**Work to complete:**
Determine how many lines carry the word "green". Output that number only.
--- Task data ---
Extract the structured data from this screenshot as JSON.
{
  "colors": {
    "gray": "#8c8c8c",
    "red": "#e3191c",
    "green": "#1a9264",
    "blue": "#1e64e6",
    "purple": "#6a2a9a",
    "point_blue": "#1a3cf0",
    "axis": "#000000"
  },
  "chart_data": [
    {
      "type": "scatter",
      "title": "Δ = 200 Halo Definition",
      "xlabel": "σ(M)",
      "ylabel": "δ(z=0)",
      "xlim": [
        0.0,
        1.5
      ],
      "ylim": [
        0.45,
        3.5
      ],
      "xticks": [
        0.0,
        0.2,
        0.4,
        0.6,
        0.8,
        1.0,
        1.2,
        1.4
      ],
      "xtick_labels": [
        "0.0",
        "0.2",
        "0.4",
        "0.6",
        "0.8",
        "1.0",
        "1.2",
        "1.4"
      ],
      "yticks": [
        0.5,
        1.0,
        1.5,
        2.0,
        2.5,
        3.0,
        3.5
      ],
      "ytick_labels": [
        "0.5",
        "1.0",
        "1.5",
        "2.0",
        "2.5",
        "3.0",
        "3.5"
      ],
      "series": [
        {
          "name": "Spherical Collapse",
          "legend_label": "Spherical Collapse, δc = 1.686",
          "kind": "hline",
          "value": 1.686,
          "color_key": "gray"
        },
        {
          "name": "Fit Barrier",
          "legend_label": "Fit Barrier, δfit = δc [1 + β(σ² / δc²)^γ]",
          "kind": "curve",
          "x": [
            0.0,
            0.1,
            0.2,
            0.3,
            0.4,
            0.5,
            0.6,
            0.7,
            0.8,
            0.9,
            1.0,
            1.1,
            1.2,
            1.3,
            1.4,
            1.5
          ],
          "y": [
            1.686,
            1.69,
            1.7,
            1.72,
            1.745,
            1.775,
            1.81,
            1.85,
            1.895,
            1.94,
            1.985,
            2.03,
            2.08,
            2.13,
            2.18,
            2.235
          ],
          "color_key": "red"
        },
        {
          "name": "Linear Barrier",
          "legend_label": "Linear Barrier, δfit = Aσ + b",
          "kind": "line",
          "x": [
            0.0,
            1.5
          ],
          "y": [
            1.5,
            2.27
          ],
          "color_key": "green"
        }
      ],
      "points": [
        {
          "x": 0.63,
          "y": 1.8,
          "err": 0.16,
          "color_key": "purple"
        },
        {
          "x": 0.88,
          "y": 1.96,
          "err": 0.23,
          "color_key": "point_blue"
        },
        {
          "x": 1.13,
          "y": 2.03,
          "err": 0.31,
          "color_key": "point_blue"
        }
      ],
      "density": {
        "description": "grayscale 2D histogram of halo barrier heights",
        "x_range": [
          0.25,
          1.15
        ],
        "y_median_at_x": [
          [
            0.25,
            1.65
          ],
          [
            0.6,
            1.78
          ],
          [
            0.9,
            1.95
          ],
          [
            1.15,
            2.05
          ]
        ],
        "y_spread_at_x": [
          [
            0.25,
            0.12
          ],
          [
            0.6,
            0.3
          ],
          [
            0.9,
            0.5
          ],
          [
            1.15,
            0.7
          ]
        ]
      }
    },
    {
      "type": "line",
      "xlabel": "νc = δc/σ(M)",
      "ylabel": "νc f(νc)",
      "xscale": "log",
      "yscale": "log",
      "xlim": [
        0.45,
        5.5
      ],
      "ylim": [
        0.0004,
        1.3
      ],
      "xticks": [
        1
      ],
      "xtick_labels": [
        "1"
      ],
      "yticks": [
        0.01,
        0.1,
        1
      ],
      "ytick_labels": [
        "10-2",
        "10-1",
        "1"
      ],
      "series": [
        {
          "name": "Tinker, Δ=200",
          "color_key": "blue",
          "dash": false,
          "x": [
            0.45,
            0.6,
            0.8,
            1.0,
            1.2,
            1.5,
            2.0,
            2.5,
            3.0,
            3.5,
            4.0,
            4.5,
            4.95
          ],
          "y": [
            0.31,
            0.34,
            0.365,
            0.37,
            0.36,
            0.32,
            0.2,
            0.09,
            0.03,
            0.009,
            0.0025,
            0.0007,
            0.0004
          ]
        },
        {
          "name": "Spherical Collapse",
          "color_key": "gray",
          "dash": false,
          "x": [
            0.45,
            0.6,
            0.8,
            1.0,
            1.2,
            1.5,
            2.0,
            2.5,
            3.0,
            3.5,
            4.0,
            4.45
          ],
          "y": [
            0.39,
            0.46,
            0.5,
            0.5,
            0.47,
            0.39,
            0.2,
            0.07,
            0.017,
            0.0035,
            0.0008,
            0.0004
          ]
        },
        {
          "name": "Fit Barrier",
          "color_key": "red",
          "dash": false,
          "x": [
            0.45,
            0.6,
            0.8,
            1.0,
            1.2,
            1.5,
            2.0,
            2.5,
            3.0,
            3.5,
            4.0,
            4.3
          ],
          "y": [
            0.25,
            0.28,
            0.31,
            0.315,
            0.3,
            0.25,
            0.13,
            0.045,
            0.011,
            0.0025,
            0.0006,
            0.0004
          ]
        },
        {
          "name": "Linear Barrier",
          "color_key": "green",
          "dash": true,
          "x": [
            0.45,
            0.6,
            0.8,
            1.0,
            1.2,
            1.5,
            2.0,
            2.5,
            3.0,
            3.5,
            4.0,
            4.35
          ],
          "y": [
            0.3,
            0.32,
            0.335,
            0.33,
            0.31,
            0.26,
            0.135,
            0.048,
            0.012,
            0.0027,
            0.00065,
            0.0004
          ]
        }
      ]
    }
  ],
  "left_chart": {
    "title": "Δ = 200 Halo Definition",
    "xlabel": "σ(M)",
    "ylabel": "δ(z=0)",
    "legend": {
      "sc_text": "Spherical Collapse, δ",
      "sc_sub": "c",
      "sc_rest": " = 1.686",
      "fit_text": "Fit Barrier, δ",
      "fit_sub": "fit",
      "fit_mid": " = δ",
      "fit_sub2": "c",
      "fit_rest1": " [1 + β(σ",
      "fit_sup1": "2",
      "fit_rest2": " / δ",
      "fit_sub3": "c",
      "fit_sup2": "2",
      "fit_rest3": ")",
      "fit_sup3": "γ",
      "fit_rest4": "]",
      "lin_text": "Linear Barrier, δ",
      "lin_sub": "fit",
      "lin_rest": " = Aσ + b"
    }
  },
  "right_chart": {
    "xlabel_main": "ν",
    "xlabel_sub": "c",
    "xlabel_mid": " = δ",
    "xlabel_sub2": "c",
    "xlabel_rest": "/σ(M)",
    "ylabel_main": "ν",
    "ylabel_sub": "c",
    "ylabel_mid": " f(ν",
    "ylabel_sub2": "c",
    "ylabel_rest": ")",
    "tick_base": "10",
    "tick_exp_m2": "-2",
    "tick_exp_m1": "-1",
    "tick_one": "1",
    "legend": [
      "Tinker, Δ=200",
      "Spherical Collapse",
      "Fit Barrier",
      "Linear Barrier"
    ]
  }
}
---
**Full answer:**
3